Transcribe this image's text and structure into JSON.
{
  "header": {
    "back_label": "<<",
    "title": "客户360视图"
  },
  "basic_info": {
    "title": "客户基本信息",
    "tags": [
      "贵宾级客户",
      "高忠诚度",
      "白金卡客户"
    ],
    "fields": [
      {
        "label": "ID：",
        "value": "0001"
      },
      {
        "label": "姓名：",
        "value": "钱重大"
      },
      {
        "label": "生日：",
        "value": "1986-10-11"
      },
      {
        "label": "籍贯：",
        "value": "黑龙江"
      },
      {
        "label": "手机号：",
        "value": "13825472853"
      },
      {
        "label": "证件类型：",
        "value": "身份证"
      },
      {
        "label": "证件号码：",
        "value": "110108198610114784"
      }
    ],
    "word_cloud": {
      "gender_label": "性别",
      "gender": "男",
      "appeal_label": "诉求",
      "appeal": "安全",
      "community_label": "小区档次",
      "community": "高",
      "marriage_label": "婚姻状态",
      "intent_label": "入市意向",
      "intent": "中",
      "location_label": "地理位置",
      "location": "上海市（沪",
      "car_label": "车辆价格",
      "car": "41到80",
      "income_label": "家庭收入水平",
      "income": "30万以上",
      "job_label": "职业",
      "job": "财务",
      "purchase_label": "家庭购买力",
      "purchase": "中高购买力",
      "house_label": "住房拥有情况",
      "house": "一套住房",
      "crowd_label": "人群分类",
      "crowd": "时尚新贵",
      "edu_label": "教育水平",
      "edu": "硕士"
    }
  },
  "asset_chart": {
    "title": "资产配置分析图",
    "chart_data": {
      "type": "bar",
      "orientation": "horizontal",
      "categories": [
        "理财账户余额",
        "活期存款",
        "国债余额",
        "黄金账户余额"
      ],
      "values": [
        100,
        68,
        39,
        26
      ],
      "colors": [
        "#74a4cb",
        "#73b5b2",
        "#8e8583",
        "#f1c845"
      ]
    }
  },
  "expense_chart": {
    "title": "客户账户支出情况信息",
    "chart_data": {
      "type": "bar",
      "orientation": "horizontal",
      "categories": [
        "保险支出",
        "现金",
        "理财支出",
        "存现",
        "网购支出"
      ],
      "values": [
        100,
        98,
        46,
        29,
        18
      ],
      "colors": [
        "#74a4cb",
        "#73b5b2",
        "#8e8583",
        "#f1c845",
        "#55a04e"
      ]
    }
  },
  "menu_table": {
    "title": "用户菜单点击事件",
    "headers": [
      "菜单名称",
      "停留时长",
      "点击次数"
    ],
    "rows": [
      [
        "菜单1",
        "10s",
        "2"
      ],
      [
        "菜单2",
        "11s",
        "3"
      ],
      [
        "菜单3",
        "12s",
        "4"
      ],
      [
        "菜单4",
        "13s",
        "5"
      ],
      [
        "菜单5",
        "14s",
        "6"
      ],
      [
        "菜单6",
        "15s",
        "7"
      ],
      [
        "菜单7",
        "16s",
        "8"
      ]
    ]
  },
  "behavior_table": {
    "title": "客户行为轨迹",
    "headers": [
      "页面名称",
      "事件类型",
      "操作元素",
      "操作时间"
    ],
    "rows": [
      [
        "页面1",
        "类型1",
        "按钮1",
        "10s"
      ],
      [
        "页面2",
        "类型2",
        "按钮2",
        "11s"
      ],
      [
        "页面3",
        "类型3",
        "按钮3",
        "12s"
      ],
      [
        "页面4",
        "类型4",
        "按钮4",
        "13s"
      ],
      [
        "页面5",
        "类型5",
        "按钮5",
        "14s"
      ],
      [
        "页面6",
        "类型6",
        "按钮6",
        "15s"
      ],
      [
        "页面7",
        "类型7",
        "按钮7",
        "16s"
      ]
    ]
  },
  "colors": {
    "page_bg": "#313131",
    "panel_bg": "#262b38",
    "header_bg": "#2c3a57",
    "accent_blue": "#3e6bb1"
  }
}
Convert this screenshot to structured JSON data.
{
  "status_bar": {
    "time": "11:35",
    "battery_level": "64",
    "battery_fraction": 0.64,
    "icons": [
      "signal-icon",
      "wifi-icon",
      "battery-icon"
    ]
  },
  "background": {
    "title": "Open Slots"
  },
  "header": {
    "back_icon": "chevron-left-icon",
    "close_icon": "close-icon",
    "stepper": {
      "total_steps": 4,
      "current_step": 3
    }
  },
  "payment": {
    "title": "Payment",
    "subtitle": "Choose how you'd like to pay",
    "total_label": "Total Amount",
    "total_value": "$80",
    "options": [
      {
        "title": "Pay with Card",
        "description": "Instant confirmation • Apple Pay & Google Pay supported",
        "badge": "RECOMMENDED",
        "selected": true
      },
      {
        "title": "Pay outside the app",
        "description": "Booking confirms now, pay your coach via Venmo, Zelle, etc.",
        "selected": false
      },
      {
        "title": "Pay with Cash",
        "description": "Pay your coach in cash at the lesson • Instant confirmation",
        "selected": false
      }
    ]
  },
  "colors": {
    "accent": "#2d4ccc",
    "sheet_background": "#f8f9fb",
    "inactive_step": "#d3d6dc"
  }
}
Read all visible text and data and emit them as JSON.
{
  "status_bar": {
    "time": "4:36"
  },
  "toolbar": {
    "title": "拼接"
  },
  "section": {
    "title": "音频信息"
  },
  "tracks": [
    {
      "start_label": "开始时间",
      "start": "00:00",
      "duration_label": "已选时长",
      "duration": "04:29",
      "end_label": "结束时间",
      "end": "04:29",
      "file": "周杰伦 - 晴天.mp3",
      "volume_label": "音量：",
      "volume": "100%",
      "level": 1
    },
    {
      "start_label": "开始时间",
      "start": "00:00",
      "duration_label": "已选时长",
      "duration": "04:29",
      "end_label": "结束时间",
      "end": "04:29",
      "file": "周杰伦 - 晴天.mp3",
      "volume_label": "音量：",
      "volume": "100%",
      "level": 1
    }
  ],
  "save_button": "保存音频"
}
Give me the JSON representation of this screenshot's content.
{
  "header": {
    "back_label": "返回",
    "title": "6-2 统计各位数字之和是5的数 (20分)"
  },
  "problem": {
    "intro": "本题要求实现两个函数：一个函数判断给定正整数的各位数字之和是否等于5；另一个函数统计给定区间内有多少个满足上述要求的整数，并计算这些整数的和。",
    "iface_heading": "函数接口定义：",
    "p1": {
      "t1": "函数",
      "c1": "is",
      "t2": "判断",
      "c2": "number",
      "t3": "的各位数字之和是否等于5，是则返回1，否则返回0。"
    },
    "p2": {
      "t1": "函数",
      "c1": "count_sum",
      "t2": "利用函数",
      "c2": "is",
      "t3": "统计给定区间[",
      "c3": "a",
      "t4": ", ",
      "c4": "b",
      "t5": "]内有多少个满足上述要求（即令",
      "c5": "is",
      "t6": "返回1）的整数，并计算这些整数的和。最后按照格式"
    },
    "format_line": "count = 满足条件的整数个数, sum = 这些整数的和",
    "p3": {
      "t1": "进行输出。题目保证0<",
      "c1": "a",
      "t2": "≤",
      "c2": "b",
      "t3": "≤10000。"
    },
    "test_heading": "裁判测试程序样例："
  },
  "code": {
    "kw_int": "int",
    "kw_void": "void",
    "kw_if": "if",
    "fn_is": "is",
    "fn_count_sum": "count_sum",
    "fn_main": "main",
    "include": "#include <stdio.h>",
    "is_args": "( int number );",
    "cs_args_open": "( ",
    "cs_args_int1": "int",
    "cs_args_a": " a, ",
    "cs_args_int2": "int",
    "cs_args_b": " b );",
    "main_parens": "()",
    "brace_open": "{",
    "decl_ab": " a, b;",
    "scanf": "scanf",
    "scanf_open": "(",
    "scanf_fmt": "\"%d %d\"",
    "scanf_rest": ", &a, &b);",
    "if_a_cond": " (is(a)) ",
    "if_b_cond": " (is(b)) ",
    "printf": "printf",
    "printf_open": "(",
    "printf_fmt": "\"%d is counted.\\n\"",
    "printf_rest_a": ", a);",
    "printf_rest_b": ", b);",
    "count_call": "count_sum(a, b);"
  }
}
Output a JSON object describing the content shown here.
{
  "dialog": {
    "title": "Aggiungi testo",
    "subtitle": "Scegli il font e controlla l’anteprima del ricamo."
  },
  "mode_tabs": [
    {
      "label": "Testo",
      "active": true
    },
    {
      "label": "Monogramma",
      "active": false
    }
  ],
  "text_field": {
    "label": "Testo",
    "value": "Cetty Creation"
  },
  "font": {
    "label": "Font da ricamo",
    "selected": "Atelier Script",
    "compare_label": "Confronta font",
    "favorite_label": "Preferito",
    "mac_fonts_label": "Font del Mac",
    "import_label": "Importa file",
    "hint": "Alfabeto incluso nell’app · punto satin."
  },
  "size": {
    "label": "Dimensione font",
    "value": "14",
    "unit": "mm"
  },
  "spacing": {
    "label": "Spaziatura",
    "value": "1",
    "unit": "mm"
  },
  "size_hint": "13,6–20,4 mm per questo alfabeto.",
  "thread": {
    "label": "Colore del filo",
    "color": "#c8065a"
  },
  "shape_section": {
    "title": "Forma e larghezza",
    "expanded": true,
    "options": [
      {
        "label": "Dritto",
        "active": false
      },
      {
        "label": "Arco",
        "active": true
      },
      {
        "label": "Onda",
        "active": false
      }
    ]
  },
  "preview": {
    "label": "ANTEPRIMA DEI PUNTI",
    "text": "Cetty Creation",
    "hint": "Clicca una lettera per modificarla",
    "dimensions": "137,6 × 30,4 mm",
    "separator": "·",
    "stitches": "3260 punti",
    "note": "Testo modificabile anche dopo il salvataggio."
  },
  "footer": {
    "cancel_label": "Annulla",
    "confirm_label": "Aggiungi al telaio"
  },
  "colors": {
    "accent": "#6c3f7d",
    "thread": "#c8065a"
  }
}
******
_Instruction_:
Repeat the lines from the one containing "Output a JSON" through the end of the listing, exactly and without any other lines; both ends are included.

_Written answer_:
Output a JSON object describing the content shown here.
{
  "dialog": {
    "title": "Aggiungi testo",
    "subtitle": "Scegli il font e controlla l’anteprima del ricamo."
  },
  "mode_tabs": [
    {
      "label": "Testo",
      "active": true
    },
    {
      "label": "Monogramma",
      "active": false
    }
  ],
  "text_field": {
    "label": "Testo",
    "value": "Cetty Creation"
  },
  "font": {
    "label": "Font da ricamo",
    "selected": "Atelier Script",
    "compare_label": "Confronta font",
    "favorite_label": "Preferito",
    "mac_fonts_label": "Font del Mac",
    "import_label": "Importa file",
    "hint": "Alfabeto incluso nell’app · punto satin."
  },
  "size": {
    "label": "Dimensione font",
    "value": "14",
    "unit": "mm"
  },
  "spacing": {
    "label": "Spaziatura",
    "value": "1",
    "unit": "mm"
  },
  "size_hint": "13,6–20,4 mm per questo alfabeto.",
  "thread": {
    "label": "Colore del filo",
    "color": "#c8065a"
  },
  "shape_section": {
    "title": "Forma e larghezza",
    "expanded": true,
    "options": [
      {
        "label": "Dritto",
        "active": false
      },
      {
        "label": "Arco",
        "active": true
      },
      {
        "label": "Onda",
        "active": false
      }
    ]
  },
  "preview": {
    "label": "ANTEPRIMA DEI PUNTI",
    "text": "Cetty Creation",
    "hint": "Clicca una lettera per modificarla",
    "dimensions": "137,6 × 30,4 mm",
    "separator": "·",
    "stitches": "3260 punti",
    "note": "Testo modificabile anche dopo il salvataggio."
  },
  "footer": {
    "cancel_label": "Annulla",
    "confirm_label": "Aggiungi al telaio"
  },
  "colors": {
    "accent": "#6c3f7d",
    "thread": "#c8065a"
  }
}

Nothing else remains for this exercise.